> Work to be completed: Filter the records below for the word "text". Copy each line that holds it.

(Dataset items)

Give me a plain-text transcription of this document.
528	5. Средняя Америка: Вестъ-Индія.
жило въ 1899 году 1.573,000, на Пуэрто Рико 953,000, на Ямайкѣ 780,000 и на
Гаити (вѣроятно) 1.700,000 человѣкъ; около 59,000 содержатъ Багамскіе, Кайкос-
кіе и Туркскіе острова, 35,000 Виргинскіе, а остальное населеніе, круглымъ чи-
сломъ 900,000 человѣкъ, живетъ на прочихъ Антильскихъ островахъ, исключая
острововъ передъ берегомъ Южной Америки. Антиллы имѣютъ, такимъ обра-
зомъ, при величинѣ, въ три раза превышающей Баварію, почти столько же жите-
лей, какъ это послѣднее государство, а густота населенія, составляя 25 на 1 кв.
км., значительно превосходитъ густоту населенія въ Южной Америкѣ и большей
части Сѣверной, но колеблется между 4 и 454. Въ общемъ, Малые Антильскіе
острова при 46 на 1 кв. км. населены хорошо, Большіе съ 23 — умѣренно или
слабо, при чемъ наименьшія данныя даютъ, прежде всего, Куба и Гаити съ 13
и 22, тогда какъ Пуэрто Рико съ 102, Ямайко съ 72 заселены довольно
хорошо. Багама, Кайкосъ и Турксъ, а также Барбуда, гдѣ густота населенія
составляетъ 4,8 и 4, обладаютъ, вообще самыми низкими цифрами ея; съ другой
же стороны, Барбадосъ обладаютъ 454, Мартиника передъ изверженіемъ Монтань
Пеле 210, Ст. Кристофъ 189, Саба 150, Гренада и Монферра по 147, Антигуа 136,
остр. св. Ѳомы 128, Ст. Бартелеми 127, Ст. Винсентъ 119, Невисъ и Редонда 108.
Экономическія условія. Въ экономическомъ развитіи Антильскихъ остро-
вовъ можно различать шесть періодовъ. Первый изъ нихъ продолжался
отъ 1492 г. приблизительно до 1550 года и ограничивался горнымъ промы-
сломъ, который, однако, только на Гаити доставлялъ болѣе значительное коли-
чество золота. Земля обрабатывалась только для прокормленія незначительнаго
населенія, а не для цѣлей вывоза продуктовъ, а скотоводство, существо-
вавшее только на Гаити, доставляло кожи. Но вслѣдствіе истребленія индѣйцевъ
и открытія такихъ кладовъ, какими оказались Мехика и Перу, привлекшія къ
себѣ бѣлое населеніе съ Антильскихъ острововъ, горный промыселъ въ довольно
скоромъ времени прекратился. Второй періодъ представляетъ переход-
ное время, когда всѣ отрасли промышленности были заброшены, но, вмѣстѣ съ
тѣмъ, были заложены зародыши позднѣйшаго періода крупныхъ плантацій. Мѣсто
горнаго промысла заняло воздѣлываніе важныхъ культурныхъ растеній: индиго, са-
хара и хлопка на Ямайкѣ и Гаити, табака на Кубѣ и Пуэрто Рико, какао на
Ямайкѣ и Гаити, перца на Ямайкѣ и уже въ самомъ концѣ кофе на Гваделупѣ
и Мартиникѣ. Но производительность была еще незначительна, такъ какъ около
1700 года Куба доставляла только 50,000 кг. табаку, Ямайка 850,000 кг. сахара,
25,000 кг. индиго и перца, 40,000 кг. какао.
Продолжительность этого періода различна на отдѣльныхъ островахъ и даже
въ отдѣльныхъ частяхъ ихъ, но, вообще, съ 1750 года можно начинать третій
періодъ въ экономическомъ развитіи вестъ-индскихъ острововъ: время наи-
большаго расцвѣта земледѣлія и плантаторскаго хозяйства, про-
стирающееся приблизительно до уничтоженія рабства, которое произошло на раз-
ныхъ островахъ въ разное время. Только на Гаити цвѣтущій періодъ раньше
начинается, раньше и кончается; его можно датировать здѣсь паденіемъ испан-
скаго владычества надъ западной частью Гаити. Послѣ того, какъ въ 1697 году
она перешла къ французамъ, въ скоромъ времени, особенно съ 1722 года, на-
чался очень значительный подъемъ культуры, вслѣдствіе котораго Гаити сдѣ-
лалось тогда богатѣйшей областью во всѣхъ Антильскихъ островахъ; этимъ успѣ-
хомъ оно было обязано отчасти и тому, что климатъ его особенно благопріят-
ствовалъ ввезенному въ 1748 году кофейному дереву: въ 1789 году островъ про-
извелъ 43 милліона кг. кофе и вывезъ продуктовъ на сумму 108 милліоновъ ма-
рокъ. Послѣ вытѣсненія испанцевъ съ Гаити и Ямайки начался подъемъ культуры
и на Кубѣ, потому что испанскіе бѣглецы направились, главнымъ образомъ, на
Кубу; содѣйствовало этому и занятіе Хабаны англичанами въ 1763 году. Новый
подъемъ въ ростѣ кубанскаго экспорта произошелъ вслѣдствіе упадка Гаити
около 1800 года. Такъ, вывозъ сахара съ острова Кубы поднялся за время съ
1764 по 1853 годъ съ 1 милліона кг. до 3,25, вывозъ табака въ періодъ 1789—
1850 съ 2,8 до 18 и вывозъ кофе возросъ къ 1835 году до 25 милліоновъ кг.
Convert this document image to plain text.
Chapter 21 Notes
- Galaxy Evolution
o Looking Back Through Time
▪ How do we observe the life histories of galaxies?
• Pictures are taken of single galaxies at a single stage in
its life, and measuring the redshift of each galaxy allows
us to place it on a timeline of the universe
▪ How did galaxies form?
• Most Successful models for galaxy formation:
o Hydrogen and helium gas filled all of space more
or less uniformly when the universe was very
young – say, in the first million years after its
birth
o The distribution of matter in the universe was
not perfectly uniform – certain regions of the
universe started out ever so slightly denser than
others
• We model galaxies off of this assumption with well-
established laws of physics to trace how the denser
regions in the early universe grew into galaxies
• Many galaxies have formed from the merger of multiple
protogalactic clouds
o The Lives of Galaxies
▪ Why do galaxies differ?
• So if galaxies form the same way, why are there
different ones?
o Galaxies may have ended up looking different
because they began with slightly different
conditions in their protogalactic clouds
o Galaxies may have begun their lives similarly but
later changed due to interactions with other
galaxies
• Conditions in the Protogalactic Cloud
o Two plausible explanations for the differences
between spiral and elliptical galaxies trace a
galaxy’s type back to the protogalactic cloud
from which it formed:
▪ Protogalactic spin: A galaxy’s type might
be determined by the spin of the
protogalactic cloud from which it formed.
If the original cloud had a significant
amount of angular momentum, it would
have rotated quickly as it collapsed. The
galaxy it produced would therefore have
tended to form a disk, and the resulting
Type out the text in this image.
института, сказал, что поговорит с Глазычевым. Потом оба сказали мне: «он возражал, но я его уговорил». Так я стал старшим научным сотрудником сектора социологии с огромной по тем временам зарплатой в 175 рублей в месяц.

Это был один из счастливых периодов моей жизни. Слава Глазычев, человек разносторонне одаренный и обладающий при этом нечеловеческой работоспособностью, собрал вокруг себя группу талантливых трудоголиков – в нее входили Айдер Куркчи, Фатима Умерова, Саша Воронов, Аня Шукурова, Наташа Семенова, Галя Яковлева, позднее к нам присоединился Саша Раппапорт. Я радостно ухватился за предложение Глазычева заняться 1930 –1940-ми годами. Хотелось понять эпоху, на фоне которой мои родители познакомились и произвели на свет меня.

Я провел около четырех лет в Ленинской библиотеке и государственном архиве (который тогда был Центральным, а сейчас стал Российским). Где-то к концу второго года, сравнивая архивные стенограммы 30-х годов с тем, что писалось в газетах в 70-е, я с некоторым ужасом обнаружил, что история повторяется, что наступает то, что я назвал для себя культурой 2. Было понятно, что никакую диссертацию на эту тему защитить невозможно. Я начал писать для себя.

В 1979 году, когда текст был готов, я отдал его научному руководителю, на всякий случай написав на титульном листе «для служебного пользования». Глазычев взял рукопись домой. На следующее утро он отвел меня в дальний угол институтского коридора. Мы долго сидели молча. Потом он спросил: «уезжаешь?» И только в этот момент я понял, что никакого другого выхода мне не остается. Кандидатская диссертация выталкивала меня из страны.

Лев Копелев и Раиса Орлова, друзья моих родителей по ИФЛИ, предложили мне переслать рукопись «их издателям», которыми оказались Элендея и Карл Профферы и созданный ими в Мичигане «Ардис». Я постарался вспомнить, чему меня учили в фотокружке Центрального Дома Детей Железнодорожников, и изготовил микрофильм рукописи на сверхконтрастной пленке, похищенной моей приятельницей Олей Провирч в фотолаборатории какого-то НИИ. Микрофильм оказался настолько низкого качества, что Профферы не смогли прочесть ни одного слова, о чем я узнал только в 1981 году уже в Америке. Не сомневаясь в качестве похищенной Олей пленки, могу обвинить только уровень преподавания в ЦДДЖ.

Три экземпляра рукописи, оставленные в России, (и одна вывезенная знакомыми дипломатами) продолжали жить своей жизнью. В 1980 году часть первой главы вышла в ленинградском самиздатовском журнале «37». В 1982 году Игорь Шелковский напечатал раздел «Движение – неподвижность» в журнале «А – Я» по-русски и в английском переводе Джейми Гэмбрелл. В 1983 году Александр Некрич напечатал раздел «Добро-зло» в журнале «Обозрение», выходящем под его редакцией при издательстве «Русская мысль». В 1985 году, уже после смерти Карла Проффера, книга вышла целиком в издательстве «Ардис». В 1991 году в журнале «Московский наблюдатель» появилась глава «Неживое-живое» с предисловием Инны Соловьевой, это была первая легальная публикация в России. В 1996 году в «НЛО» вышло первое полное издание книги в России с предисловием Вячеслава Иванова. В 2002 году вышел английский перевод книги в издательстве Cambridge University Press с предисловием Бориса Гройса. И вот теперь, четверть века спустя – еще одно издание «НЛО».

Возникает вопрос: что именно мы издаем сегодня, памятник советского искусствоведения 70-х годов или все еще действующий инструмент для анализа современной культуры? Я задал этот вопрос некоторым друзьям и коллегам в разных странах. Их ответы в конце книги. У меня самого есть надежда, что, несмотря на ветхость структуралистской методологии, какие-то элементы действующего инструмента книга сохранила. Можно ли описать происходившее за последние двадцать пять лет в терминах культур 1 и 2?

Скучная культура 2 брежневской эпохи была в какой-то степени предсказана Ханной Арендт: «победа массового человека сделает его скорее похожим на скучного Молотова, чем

> Complete response:
Give me a plain-text transcription of this document.
Convert this document image to plain text.
Type out the text in this image.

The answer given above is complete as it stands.